==== MATERIAL FOR THE TASK ====

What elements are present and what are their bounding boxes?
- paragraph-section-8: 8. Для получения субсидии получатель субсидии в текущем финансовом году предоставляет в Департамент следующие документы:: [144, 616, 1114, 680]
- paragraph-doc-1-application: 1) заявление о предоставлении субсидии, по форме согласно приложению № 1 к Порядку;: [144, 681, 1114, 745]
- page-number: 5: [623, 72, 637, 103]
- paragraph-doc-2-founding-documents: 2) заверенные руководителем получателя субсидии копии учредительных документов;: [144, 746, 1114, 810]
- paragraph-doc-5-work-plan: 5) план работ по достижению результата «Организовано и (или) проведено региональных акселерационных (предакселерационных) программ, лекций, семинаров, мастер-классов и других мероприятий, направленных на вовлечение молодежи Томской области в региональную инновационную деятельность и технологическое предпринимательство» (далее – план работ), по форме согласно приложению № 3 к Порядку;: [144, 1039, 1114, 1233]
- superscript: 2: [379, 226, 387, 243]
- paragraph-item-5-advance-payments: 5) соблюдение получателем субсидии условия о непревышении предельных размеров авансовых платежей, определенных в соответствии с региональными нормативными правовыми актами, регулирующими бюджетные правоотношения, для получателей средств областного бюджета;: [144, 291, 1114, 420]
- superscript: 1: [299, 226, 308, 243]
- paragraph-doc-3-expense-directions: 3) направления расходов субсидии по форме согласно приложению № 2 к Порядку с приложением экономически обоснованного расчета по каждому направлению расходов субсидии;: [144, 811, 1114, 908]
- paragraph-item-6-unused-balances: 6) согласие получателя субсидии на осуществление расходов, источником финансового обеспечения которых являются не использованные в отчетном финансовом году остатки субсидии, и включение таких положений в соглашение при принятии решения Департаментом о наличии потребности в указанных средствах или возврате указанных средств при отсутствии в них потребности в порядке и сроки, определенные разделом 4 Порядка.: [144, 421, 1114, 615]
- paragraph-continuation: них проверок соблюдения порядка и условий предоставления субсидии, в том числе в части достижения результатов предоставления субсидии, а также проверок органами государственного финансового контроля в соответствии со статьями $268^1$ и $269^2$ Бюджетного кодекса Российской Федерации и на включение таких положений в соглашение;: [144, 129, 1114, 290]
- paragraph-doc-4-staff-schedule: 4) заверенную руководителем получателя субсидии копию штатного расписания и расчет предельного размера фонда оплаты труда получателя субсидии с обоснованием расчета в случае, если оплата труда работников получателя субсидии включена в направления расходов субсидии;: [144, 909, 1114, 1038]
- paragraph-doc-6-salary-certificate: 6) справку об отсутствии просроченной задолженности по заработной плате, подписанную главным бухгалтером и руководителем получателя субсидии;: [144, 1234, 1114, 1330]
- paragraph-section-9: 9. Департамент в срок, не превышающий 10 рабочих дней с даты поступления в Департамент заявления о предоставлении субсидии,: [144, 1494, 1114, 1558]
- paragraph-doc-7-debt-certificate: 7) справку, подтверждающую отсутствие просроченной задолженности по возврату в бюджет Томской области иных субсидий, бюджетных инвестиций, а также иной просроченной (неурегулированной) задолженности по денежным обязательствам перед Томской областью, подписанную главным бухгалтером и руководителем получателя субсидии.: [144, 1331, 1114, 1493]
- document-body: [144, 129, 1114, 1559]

====

- [PROBLEM DESCRIPTION]:
Write the material out again, swapping every "superscript" for "footnote-marker" and leaving everything else untouched.

- [CORRECT RESPONSE]:
What elements are present and what are their bounding boxes?
- paragraph-section-8: 8. Для получения субсидии получатель субсидии в текущем финансовом году предоставляет в Департамент следующие документы:: [144, 616, 1114, 680]
- paragraph-doc-1-application: 1) заявление о предоставлении субсидии, по форме согласно приложению № 1 к Порядку;: [144, 681, 1114, 745]
- page-number: 5: [623, 72, 637, 103]
- paragraph-doc-2-founding-documents: 2) заверенные руководителем получателя субсидии копии учредительных документов;: [144, 746, 1114, 810]
- paragraph-doc-5-work-plan: 5) план работ по достижению результата «Организовано и (или) проведено региональных акселерационных (предакселерационных) программ, лекций, семинаров, мастер-классов и других мероприятий, направленных на вовлечение молодежи Томской области в региональную инновационную деятельность и технологическое предпринимательство» (далее – план работ), по форме согласно приложению № 3 к Порядку;: [144, 1039, 1114, 1233]
- footnote-marker: 2: [379, 226, 387, 243]
- paragraph-item-5-advance-payments: 5) соблюдение получателем субсидии условия о непревышении предельных размеров авансовых платежей, определенных в соответствии с региональными нормативными правовыми актами, регулирующими бюджетные правоотношения, для получателей средств областного бюджета;: [144, 291, 1114, 420]
- footnote-marker: 1: [299, 226, 308, 243]
- paragraph-doc-3-expense-directions: 3) направления расходов субсидии по форме согласно приложению № 2 к Порядку с приложением экономически обоснованного расчета по каждому направлению расходов субсидии;: [144, 811, 1114, 908]
- paragraph-item-6-unused-balances: 6) согласие получателя субсидии на осуществление расходов, источником финансового обеспечения которых являются не использованные в отчетном финансовом году остатки субсидии, и включение таких положений в соглашение при принятии решения Департаментом о наличии потребности в указанных средствах или возврате указанных средств при отсутствии в них потребности в порядке и сроки, определенные разделом 4 Порядка.: [144, 421, 1114, 615]
- paragraph-continuation: них проверок соблюдения порядка и условий предоставления субсидии, в том числе в части достижения результатов предоставления субсидии, а также проверок органами государственного финансового контроля в соответствии со статьями $268^1$ и $269^2$ Бюджетного кодекса Российской Федерации и на включение таких положений в соглашение;: [144, 129, 1114, 290]
- paragraph-doc-4-staff-schedule: 4) заверенную руководителем получателя субсидии копию штатного расписания и расчет предельного размера фонда оплаты труда получателя субсидии с обоснованием расчета в случае, если оплата труда работников получателя субсидии включена в направления расходов субсидии;: [144, 909, 1114, 1038]
- paragraph-doc-6-salary-certificate: 6) справку об отсутствии просроченной задолженности по заработной плате, подписанную главным бухгалтером и руководителем получателя субсидии;: [144, 1234, 1114, 1330]
- paragraph-section-9: 9. Департамент в срок, не превышающий 10 рабочих дней с даты поступления в Департамент заявления о предоставлении субсидии,: [144, 1494, 1114, 1558]
- paragraph-doc-7-debt-certificate: 7) справку, подтверждающую отсутствие просроченной задолженности по возврату в бюджет Томской области иных субсидий, бюджетных инвестиций, а также иной просроченной (неурегулированной) задолженности по денежным обязательствам перед Томской областью, подписанную главным бухгалтером и руководителем получателя субсидии.: [144, 1331, 1114, 1493]
- document-body: [144, 129, 1114, 1559]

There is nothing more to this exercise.